— WRITTEN PROBLEM —
Below are records; work out how many of their lines hold the string "的得票率获得近" and give that number alone.

— DATASET RECORDS —
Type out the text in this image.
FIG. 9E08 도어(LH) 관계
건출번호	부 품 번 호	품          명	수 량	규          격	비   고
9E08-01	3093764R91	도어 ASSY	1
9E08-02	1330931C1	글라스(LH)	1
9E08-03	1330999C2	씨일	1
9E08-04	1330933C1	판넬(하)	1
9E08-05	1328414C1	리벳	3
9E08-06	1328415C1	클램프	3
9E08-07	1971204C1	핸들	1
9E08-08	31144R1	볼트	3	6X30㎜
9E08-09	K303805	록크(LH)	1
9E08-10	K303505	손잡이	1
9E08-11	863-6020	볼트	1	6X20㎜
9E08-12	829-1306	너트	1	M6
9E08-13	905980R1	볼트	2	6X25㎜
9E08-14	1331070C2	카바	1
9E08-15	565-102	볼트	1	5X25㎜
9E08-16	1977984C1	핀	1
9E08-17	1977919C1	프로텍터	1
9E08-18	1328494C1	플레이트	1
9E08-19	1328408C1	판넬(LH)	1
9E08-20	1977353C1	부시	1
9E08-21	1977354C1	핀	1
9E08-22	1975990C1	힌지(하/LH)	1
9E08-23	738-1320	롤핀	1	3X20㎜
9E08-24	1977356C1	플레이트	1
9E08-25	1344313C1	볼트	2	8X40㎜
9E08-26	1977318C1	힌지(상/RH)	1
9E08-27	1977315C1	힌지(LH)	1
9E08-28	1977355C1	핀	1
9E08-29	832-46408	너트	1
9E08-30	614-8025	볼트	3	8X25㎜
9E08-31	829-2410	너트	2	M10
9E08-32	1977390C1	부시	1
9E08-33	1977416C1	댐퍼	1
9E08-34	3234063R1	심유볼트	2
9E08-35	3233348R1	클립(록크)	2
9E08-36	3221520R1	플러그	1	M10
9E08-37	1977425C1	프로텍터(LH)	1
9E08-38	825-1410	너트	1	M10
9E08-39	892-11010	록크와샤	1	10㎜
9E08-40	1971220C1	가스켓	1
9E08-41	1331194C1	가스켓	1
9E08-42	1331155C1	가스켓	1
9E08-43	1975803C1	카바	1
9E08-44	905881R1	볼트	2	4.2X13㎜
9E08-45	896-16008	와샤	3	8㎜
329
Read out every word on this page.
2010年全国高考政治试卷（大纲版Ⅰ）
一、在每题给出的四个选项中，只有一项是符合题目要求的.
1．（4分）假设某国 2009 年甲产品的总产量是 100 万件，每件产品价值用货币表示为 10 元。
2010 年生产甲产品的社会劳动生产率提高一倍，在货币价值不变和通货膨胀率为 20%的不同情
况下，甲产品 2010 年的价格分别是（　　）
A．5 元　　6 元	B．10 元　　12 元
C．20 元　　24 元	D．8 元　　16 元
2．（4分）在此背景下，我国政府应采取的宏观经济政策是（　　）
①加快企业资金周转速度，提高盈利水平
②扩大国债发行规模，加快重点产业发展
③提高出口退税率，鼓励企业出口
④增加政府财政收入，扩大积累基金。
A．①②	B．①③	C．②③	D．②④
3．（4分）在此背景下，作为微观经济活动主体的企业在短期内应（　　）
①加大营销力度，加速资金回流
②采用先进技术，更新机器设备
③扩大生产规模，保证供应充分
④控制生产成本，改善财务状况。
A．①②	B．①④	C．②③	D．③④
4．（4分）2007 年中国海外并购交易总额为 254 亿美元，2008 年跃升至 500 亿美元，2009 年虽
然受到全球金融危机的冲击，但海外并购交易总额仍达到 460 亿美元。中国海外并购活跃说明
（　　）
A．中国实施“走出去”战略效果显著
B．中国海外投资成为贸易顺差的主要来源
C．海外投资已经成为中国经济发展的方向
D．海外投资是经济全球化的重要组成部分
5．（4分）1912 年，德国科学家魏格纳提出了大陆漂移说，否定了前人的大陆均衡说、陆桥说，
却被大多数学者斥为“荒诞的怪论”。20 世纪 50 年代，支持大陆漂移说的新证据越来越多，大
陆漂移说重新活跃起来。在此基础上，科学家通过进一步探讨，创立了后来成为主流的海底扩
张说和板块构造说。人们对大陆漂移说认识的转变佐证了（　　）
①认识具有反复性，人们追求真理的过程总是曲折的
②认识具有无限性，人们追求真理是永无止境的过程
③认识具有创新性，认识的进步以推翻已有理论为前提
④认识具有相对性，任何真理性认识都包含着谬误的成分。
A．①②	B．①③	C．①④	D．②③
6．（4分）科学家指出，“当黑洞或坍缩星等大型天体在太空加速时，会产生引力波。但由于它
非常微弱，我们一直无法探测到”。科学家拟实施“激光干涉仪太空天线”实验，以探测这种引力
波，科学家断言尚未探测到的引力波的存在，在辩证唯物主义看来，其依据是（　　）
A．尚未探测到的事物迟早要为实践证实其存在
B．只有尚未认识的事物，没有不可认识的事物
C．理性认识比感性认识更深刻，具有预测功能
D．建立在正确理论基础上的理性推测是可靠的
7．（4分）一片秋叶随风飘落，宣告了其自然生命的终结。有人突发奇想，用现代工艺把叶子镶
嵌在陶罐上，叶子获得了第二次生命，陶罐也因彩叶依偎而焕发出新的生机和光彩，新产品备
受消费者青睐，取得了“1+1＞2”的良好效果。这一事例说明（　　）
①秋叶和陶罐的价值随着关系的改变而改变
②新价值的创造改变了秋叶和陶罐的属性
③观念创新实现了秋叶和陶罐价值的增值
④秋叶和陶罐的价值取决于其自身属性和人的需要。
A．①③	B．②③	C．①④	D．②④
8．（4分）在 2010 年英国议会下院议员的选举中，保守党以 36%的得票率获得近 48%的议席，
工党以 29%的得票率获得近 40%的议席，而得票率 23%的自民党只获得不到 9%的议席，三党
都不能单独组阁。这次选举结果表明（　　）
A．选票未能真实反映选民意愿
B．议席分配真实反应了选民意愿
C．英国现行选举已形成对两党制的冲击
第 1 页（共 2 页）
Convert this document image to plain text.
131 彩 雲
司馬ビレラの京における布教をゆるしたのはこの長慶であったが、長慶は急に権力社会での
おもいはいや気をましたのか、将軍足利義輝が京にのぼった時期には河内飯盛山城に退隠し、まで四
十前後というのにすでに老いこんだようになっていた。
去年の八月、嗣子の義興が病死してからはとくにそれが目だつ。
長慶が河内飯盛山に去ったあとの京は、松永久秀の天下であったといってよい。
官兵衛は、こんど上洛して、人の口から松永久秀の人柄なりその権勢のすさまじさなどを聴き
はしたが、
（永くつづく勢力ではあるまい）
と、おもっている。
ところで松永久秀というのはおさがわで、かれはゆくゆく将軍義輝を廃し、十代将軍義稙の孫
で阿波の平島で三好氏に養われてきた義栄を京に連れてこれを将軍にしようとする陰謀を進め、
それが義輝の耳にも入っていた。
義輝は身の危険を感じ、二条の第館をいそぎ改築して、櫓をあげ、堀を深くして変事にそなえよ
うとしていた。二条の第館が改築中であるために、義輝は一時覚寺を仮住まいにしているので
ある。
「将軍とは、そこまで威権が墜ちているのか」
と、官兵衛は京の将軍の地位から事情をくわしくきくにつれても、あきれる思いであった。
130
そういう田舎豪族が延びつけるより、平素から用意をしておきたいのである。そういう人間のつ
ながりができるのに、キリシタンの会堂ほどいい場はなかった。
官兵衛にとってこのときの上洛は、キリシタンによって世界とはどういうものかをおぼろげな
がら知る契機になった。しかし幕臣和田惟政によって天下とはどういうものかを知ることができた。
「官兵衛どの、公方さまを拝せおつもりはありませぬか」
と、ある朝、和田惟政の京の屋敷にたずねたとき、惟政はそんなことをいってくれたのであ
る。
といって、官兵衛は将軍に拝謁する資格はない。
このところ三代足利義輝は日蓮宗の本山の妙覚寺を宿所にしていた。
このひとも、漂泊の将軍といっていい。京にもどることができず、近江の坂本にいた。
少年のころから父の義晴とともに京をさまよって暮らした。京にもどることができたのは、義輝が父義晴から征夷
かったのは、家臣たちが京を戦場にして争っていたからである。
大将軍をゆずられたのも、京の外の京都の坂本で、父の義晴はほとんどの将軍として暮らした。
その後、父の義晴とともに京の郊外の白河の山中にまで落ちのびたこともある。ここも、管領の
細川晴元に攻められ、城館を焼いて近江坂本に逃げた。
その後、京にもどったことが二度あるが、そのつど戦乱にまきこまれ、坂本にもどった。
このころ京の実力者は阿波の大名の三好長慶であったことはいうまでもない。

— THE ANSWER —
2